-- start DATA FOR THE TASK --
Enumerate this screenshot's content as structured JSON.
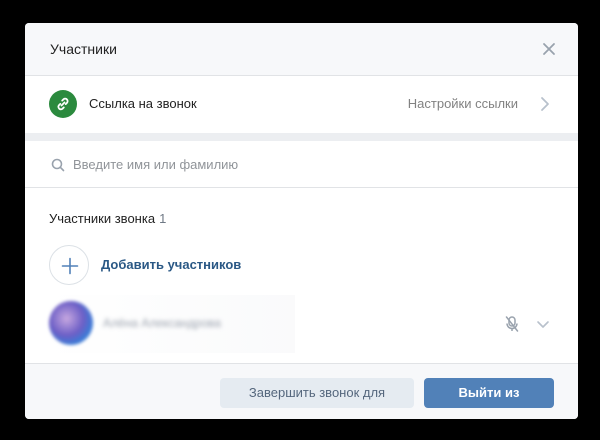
{
  "modal": {
    "title": "Участники"
  },
  "link_row": {
    "label": "Ссылка на звонок",
    "settings_label": "Настройки ссылки",
    "icon_color": "#2b8a3e"
  },
  "search": {
    "placeholder": "Введите имя или фамилию",
    "value": ""
  },
  "participants_section": {
    "title": "Участники звонка",
    "count": "1"
  },
  "add_participants": {
    "label": "Добавить участников"
  },
  "participants": [
    {
      "name": "Алёна Александрова",
      "mic": "muted"
    }
  ],
  "footer": {
    "end_for_all_label": "Завершить звонок для всех",
    "leave_label": "Выйти из звонка"
  },
  "colors": {
    "accent": "#5181b8",
    "link_text": "#2a5885",
    "secondary_button_bg": "#e5ebf1"
  }
}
-- end DATA FOR THE TASK --
▶ **WHAT IS BEING ASKED**:
Reproduce the whole listing above word for word, but not its pictures.

▶ **COMPLETE RESPONSE**:
Enumerate this screenshot's content as structured JSON.
{
  "modal": {
    "title": "Участники"
  },
  "link_row": {
    "label": "Ссылка на звонок",
    "settings_label": "Настройки ссылки",
    "icon_color": "#2b8a3e"
  },
  "search": {
    "placeholder": "Введите имя или фамилию",
    "value": ""
  },
  "participants_section": {
    "title": "Участники звонка",
    "count": "1"
  },
  "add_participants": {
    "label": "Добавить участников"
  },
  "participants": [
    {
      "name": "Алёна Александрова",
      "mic": "muted"
    }
  ],
  "footer": {
    "end_for_all_label": "Завершить звонок для всех",
    "leave_label": "Выйти из звонка"
  },
  "colors": {
    "accent": "#5181b8",
    "link_text": "#2a5885",
    "secondary_button_bg": "#e5ebf1"
  }
}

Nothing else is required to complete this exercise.